Write out the full set of records below exactly.

• • • • • • •

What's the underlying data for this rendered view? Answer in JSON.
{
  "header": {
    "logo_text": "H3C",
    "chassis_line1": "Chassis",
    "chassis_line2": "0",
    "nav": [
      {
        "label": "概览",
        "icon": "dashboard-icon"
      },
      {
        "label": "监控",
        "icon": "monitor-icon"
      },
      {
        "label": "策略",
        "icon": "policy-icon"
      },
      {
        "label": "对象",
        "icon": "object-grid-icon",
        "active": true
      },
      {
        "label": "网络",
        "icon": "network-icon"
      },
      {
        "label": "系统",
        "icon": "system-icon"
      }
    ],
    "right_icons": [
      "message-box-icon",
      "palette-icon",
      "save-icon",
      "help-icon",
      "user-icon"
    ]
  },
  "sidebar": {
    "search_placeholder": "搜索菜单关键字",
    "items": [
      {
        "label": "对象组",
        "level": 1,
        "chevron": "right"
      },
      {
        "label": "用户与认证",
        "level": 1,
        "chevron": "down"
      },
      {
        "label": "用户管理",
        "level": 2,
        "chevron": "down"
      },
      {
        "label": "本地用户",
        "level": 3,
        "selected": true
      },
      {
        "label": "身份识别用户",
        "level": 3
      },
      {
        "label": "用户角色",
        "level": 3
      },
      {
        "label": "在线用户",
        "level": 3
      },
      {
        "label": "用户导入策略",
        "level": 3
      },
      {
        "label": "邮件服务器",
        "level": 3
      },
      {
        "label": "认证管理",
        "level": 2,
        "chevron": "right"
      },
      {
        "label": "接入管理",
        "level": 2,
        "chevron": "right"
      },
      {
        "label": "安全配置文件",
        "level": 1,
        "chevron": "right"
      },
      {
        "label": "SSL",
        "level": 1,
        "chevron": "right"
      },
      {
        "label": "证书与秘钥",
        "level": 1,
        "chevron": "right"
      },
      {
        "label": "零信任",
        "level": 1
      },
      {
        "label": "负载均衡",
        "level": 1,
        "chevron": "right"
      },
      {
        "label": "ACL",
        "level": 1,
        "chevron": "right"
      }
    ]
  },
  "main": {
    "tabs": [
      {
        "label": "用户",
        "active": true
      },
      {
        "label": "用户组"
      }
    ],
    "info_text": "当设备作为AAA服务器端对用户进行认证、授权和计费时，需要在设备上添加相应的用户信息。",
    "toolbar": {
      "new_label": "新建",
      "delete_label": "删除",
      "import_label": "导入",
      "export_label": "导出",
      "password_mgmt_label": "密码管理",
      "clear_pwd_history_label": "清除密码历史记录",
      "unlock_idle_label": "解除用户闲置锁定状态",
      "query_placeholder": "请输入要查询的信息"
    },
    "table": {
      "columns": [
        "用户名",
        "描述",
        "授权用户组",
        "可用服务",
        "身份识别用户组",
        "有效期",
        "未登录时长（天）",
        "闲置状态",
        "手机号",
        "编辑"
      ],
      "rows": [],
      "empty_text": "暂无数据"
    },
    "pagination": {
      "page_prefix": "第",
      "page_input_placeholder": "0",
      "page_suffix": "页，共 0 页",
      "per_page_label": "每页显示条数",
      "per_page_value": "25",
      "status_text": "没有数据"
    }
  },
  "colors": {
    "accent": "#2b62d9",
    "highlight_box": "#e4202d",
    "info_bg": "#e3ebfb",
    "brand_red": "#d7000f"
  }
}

• • • • • • •

→ Task result
What's the underlying data for this rendered view? Answer in JSON.
{
  "header": {
    "logo_text": "H3C",
    "chassis_line1": "Chassis",
    "chassis_line2": "0",
    "nav": [
      {
        "label": "概览",
        "icon": "dashboard-icon"
      },
      {
        "label": "监控",
        "icon": "monitor-icon"
      },
      {
        "label": "策略",
        "icon": "policy-icon"
      },
      {
        "label": "对象",
        "icon": "object-grid-icon",
        "active": true
      },
      {
        "label": "网络",
        "icon": "network-icon"
      },
      {
        "label": "系统",
        "icon": "system-icon"
      }
    ],
    "right_icons": [
      "message-box-icon",
      "palette-icon",
      "save-icon",
      "help-icon",
      "user-icon"
    ]
  },
  "sidebar": {
    "search_placeholder": "搜索菜单关键字",
    "items": [
      {
        "label": "对象组",
        "level": 1,
        "chevron": "right"
      },
      {
        "label": "用户与认证",
        "level": 1,
        "chevron": "down"
      },
      {
        "label": "用户管理",
        "level": 2,
        "chevron": "down"
      },
      {
        "label": "本地用户",
        "level": 3,
        "selected": true
      },
      {
        "label": "身份识别用户",
        "level": 3
      },
      {
        "label": "用户角色",
        "level": 3
      },
      {
        "label": "在线用户",
        "level": 3
      },
      {
        "label": "用户导入策略",
        "level": 3
      },
      {
        "label": "邮件服务器",
        "level": 3
      },
      {
        "label": "认证管理",
        "level": 2,
        "chevron": "right"
      },
      {
        "label": "接入管理",
        "level": 2,
        "chevron": "right"
      },
      {
        "label": "安全配置文件",
        "level": 1,
        "chevron": "right"
      },
      {
        "label": "SSL",
        "level": 1,
        "chevron": "right"
      },
      {
        "label": "证书与秘钥",
        "level": 1,
        "chevron": "right"
      },
      {
        "label": "零信任",
        "level": 1
      },
      {
        "label": "负载均衡",
        "level": 1,
        "chevron": "right"
      },
      {
        "label": "ACL",
        "level": 1,
        "chevron": "right"
      }
    ]
  },
  "main": {
    "tabs": [
      {
        "label": "用户",
        "active": true
      },
      {
        "label": "用户组"
      }
    ],
    "info_text": "当设备作为AAA服务器端对用户进行认证、授权和计费时，需要在设备上添加相应的用户信息。",
    "toolbar": {
      "new_label": "新建",
      "delete_label": "删除",
      "import_label": "导入",
      "export_label": "导出",
      "password_mgmt_label": "密码管理",
      "clear_pwd_history_label": "清除密码历史记录",
      "unlock_idle_label": "解除用户闲置锁定状态",
      "query_placeholder": "请输入要查询的信息"
    },
    "table": {
      "columns": [
        "用户名",
        "描述",
        "授权用户组",
        "可用服务",
        "身份识别用户组",
        "有效期",
        "未登录时长（天）",
        "闲置状态",
        "手机号",
        "编辑"
      ],
      "rows": [],
      "empty_text": "暂无数据"
    },
    "pagination": {
      "page_prefix": "第",
      "page_input_placeholder": "0",
      "page_suffix": "页，共 0 页",
      "per_page_label": "每页显示条数",
      "per_page_value": "25",
      "status_text": "没有数据"
    }
  },
  "colors": {
    "accent": "#2b62d9",
    "highlight_box": "#e4202d",
    "info_bg": "#e3ebfb",
    "brand_red": "#d7000f"
  }
}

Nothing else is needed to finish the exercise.